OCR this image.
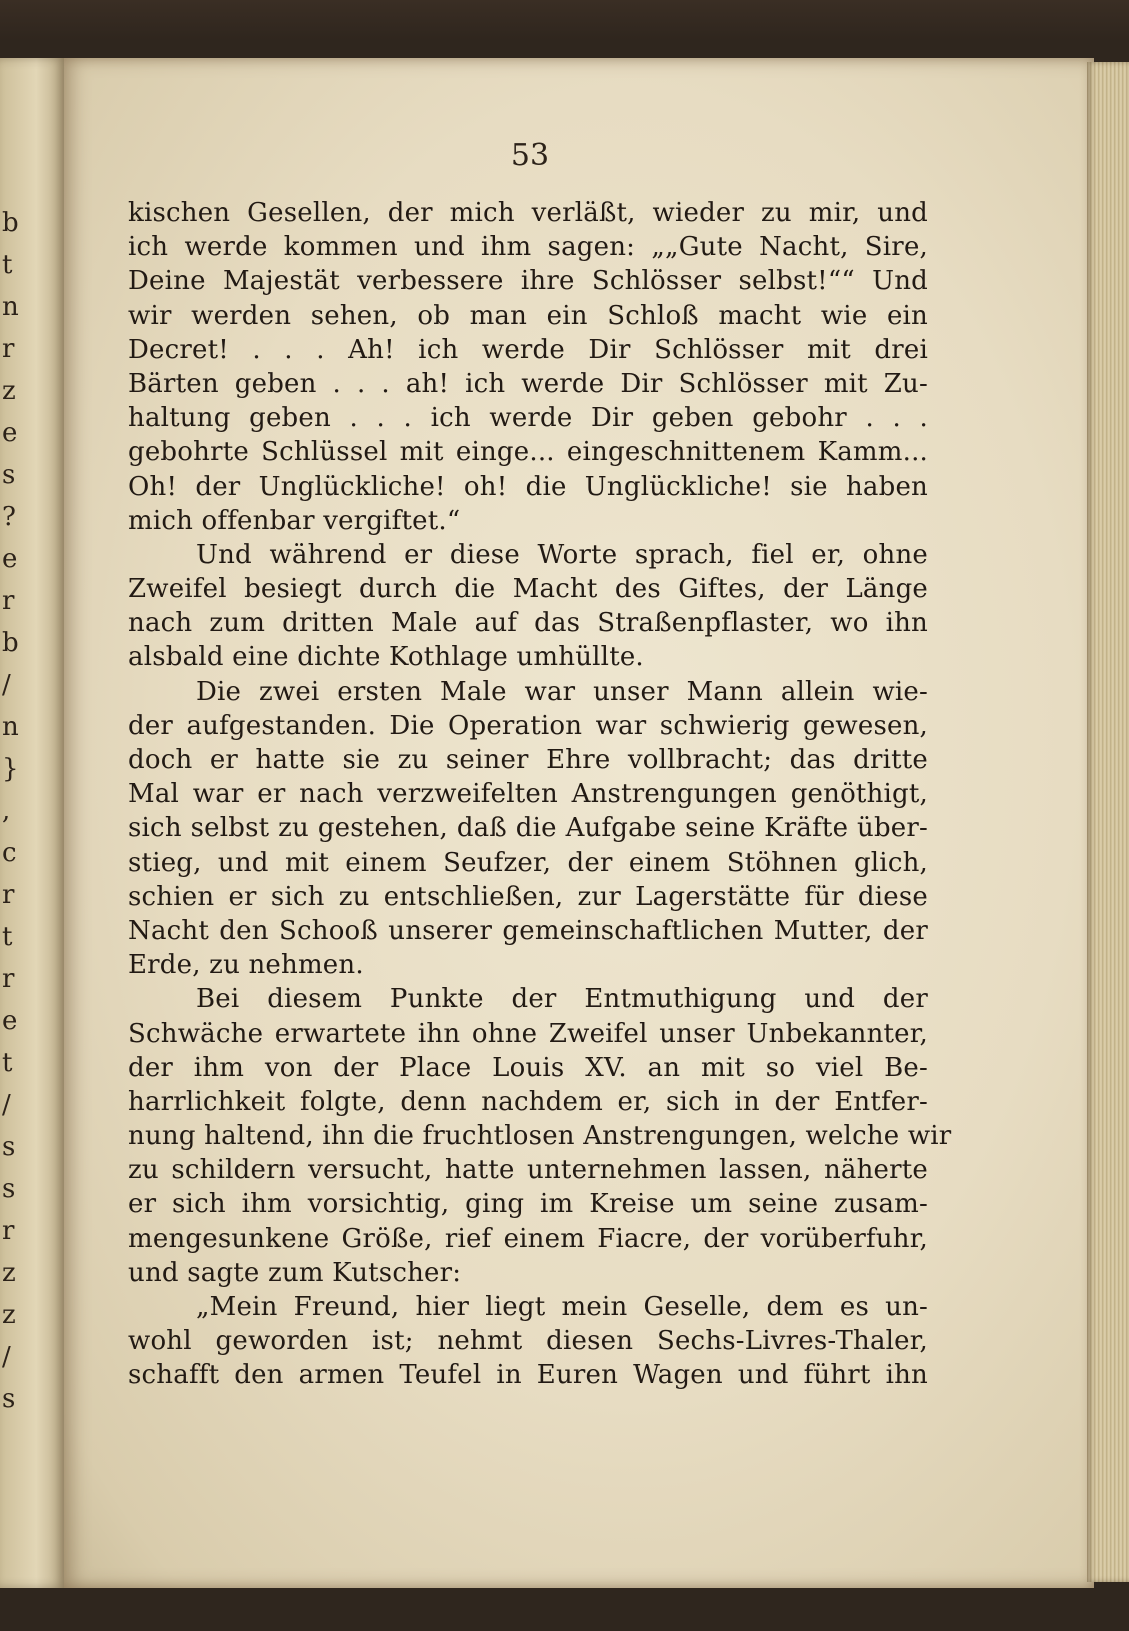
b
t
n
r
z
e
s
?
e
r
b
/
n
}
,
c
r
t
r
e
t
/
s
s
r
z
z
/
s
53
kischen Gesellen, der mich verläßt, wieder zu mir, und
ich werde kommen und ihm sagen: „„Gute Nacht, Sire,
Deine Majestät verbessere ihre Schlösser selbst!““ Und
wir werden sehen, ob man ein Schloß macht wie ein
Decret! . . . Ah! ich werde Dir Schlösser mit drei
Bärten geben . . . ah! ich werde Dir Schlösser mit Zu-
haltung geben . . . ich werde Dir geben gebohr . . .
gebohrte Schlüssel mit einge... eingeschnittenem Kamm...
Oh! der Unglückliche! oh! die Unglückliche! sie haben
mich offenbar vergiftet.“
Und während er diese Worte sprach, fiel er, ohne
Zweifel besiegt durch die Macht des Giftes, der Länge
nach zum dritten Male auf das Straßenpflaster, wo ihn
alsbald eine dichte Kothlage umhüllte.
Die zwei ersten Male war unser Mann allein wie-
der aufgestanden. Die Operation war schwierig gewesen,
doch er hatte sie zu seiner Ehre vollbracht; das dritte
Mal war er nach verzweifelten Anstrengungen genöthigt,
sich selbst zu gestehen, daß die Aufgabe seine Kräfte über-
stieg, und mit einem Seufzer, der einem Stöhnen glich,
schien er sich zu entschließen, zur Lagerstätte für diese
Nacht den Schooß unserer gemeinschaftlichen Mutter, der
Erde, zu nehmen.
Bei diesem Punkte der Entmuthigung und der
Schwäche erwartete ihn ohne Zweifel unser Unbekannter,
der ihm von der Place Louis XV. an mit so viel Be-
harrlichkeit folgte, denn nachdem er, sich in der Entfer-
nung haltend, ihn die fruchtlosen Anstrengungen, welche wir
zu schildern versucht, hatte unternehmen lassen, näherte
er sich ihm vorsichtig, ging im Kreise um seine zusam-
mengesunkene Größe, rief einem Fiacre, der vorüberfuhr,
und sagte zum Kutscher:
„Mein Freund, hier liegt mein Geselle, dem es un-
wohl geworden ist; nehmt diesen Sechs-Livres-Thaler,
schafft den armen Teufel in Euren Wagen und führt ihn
# # #
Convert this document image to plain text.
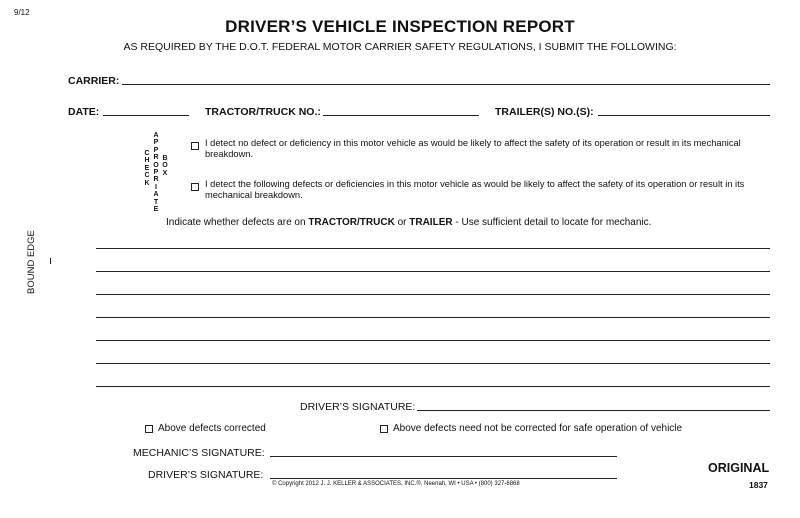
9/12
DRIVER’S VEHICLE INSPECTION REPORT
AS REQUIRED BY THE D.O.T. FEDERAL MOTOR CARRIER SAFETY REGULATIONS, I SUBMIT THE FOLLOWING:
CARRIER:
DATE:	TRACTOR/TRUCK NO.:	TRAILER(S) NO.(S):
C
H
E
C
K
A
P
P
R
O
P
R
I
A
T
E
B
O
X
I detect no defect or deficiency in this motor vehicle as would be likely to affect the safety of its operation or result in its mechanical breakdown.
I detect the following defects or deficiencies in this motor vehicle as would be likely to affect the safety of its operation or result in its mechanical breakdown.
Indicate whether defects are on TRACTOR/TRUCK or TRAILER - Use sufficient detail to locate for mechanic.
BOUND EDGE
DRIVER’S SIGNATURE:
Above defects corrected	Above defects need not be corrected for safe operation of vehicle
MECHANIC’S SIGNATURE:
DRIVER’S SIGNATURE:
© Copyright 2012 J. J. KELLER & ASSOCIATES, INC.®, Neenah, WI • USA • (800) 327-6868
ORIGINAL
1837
# # #
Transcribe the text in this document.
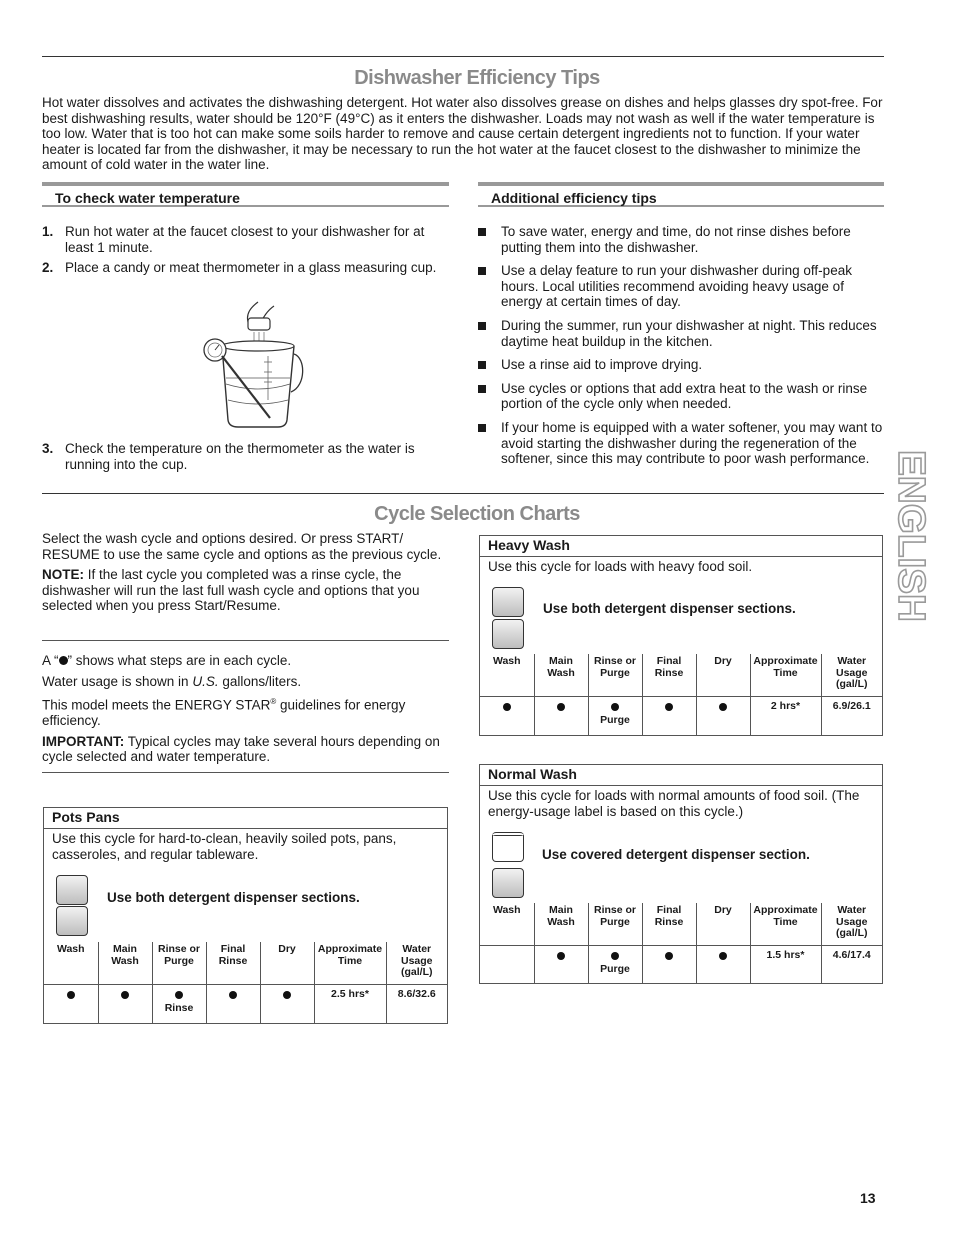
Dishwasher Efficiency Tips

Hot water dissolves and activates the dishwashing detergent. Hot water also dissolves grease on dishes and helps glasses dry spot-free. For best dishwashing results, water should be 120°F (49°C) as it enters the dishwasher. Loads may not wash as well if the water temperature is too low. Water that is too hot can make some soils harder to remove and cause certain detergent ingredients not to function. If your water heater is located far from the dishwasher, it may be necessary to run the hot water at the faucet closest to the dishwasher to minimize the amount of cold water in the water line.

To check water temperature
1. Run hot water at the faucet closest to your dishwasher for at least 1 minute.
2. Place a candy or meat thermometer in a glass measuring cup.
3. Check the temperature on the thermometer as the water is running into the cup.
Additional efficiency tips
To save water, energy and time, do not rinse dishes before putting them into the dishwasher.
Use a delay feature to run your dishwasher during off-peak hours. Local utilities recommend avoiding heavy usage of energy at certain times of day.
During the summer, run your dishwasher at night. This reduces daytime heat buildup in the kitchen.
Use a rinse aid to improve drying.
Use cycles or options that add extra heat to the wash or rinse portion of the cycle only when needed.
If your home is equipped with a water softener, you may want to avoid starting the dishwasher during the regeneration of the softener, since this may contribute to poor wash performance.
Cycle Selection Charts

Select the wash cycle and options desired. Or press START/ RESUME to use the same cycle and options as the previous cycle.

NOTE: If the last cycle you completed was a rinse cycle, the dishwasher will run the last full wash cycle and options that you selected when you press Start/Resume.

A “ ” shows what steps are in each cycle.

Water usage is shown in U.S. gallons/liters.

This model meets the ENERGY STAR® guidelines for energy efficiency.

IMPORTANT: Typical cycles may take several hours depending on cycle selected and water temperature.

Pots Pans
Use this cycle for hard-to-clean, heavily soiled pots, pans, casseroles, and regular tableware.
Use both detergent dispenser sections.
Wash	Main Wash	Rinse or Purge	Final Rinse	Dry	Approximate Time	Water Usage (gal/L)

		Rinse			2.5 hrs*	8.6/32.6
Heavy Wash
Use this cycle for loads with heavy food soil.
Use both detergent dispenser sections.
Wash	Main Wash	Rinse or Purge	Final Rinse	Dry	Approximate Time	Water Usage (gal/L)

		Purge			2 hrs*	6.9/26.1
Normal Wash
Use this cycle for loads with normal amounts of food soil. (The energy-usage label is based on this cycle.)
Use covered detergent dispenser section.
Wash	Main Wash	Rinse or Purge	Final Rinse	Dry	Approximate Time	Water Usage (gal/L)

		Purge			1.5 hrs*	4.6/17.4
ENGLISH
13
# # #
-- Exercise --
Count the lines that include the word "Schlösser" and state the result as a bare number.

-- Solution for this problem --
3